──────── LISTING

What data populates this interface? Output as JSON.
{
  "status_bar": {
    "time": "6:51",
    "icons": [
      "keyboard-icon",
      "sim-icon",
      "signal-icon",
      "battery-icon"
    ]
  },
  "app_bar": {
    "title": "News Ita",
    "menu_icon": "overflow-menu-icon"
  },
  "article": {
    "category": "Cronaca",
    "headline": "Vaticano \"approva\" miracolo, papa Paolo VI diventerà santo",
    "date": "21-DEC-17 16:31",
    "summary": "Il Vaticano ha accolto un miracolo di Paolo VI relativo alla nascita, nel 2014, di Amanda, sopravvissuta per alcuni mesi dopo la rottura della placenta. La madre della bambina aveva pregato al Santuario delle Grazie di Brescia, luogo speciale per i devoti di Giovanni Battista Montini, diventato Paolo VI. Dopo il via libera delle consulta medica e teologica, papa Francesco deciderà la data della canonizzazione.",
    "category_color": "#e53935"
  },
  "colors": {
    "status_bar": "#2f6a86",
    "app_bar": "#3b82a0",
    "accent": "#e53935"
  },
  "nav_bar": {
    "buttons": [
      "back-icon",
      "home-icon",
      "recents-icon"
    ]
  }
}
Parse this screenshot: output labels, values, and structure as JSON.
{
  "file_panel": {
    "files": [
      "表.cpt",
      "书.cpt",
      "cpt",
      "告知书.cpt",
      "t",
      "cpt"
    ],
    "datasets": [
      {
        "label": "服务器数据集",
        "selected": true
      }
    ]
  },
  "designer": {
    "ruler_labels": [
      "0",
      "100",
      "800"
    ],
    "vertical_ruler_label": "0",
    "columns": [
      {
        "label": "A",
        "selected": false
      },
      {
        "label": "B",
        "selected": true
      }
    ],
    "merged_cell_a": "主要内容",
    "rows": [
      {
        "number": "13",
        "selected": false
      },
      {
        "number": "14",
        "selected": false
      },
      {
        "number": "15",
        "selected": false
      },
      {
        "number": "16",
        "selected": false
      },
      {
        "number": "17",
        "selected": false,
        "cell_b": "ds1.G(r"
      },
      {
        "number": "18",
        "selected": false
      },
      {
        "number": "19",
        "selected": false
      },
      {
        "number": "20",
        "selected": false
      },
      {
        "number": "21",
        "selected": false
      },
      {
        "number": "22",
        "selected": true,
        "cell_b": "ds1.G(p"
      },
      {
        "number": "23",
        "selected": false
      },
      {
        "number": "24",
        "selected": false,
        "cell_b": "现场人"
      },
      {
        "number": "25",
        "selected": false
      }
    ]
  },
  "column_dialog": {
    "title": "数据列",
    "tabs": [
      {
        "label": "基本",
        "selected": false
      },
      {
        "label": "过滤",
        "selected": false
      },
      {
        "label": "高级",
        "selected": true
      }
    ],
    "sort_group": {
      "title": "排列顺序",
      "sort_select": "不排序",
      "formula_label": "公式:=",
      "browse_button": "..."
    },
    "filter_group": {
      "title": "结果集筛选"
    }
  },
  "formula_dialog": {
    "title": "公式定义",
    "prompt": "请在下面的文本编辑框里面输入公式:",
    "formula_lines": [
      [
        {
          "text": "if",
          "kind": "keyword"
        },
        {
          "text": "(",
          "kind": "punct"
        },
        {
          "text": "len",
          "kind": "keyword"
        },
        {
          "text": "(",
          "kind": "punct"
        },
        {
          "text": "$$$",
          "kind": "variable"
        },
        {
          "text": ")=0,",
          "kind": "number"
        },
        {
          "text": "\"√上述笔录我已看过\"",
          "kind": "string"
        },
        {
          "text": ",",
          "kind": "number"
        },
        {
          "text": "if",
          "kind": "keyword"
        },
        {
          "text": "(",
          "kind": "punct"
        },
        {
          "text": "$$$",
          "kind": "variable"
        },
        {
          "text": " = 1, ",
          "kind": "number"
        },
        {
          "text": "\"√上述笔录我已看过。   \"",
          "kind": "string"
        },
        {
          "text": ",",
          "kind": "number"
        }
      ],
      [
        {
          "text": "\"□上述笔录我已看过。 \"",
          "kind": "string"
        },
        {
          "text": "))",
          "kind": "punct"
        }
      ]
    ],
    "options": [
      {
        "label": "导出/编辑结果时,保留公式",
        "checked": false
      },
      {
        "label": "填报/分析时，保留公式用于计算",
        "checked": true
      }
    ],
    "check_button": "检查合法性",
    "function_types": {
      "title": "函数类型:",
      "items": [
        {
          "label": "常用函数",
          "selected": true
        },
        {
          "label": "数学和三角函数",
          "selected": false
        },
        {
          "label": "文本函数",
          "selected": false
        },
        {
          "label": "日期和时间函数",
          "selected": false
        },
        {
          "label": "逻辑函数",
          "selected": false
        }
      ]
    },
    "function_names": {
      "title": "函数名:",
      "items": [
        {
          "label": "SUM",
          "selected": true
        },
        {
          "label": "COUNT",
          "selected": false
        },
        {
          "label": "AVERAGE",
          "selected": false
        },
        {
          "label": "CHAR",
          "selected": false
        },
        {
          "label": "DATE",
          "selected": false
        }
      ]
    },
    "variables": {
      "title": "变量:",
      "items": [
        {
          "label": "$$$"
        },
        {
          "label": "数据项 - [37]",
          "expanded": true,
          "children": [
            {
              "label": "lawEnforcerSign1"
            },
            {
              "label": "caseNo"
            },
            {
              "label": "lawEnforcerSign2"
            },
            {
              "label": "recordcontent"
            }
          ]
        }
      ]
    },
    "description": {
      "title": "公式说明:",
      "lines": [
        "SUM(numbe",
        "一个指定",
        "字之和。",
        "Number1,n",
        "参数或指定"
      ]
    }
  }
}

────────────────

## WORK TO BE COMPLETED
Nothing should be changed: write out all of the data as is.

## TASK OUTPUT
What data populates this interface? Output as JSON.
{
  "status_bar": {
    "time": "6:51",
    "icons": [
      "keyboard-icon",
      "sim-icon",
      "signal-icon",
      "battery-icon"
    ]
  },
  "app_bar": {
    "title": "News Ita",
    "menu_icon": "overflow-menu-icon"
  },
  "article": {
    "category": "Cronaca",
    "headline": "Vaticano \"approva\" miracolo, papa Paolo VI diventerà santo",
    "date": "21-DEC-17 16:31",
    "summary": "Il Vaticano ha accolto un miracolo di Paolo VI relativo alla nascita, nel 2014, di Amanda, sopravvissuta per alcuni mesi dopo la rottura della placenta. La madre della bambina aveva pregato al Santuario delle Grazie di Brescia, luogo speciale per i devoti di Giovanni Battista Montini, diventato Paolo VI. Dopo il via libera delle consulta medica e teologica, papa Francesco deciderà la data della canonizzazione.",
    "category_color": "#e53935"
  },
  "colors": {
    "status_bar": "#2f6a86",
    "app_bar": "#3b82a0",
    "accent": "#e53935"
  },
  "nav_bar": {
    "buttons": [
      "back-icon",
      "home-icon",
      "recents-icon"
    ]
  }
}
Parse this screenshot: output labels, values, and structure as JSON.
{
  "file_panel": {
    "files": [
      "表.cpt",
      "书.cpt",
      "cpt",
      "告知书.cpt",
      "t",
      "cpt"
    ],
    "datasets": [
      {
        "label": "服务器数据集",
        "selected": true
      }
    ]
  },
  "designer": {
    "ruler_labels": [
      "0",
      "100",
      "800"
    ],
    "vertical_ruler_label": "0",
    "columns": [
      {
        "label": "A",
        "selected": false
      },
      {
        "label": "B",
        "selected": true
      }
    ],
    "merged_cell_a": "主要内容",
    "rows": [
      {
        "number": "13",
        "selected": false
      },
      {
        "number": "14",
        "selected": false
      },
      {
        "number": "15",
        "selected": false
      },
      {
        "number": "16",
        "selected": false
      },
      {
        "number": "17",
        "selected": false,
        "cell_b": "ds1.G(r"
      },
      {
        "number": "18",
        "selected": false
      },
      {
        "number": "19",
        "selected": false
      },
      {
        "number": "20",
        "selected": false
      },
      {
        "number": "21",
        "selected": false
      },
      {
        "number": "22",
        "selected": true,
        "cell_b": "ds1.G(p"
      },
      {
        "number": "23",
        "selected": false
      },
      {
        "number": "24",
        "selected": false,
        "cell_b": "现场人"
      },
      {
        "number": "25",
        "selected": false
      }
    ]
  },
  "column_dialog": {
    "title": "数据列",
    "tabs": [
      {
        "label": "基本",
        "selected": false
      },
      {
        "label": "过滤",
        "selected": false
      },
      {
        "label": "高级",
        "selected": true
      }
    ],
    "sort_group": {
      "title": "排列顺序",
      "sort_select": "不排序",
      "formula_label": "公式:=",
      "browse_button": "..."
    },
    "filter_group": {
      "title": "结果集筛选"
    }
  },
  "formula_dialog": {
    "title": "公式定义",
    "prompt": "请在下面的文本编辑框里面输入公式:",
    "formula_lines": [
      [
        {
          "text": "if",
          "kind": "keyword"
        },
        {
          "text": "(",
          "kind": "punct"
        },
        {
          "text": "len",
          "kind": "keyword"
        },
        {
          "text": "(",
          "kind": "punct"
        },
        {
          "text": "$$$",
          "kind": "variable"
        },
        {
          "text": ")=0,",
          "kind": "number"
        },
        {
          "text": "\"√上述笔录我已看过\"",
          "kind": "string"
        },
        {
          "text": ",",
          "kind": "number"
        },
        {
          "text": "if",
          "kind": "keyword"
        },
        {
          "text": "(",
          "kind": "punct"
        },
        {
          "text": "$$$",
          "kind": "variable"
        },
        {
          "text": " = 1, ",
          "kind": "number"
        },
        {
          "text": "\"√上述笔录我已看过。   \"",
          "kind": "string"
        },
        {
          "text": ",",
          "kind": "number"
        }
      ],
      [
        {
          "text": "\"□上述笔录我已看过。 \"",
          "kind": "string"
        },
        {
          "text": "))",
          "kind": "punct"
        }
      ]
    ],
    "options": [
      {
        "label": "导出/编辑结果时,保留公式",
        "checked": false
      },
      {
        "label": "填报/分析时，保留公式用于计算",
        "checked": true
      }
    ],
    "check_button": "检查合法性",
    "function_types": {
      "title": "函数类型:",
      "items": [
        {
          "label": "常用函数",
          "selected": true
        },
        {
          "label": "数学和三角函数",
          "selected": false
        },
        {
          "label": "文本函数",
          "selected": false
        },
        {
          "label": "日期和时间函数",
          "selected": false
        },
        {
          "label": "逻辑函数",
          "selected": false
        }
      ]
    },
    "function_names": {
      "title": "函数名:",
      "items": [
        {
          "label": "SUM",
          "selected": true
        },
        {
          "label": "COUNT",
          "selected": false
        },
        {
          "label": "AVERAGE",
          "selected": false
        },
        {
          "label": "CHAR",
          "selected": false
        },
        {
          "label": "DATE",
          "selected": false
        }
      ]
    },
    "variables": {
      "title": "变量:",
      "items": [
        {
          "label": "$$$"
        },
        {
          "label": "数据项 - [37]",
          "expanded": true,
          "children": [
            {
              "label": "lawEnforcerSign1"
            },
            {
              "label": "caseNo"
            },
            {
              "label": "lawEnforcerSign2"
            },
            {
              "label": "recordcontent"
            }
          ]
        }
      ]
    },
    "description": {
      "title": "公式说明:",
      "lines": [
        "SUM(numbe",
        "一个指定",
        "字之和。",
        "Number1,n",
        "参数或指定"
      ]
    }
  }
}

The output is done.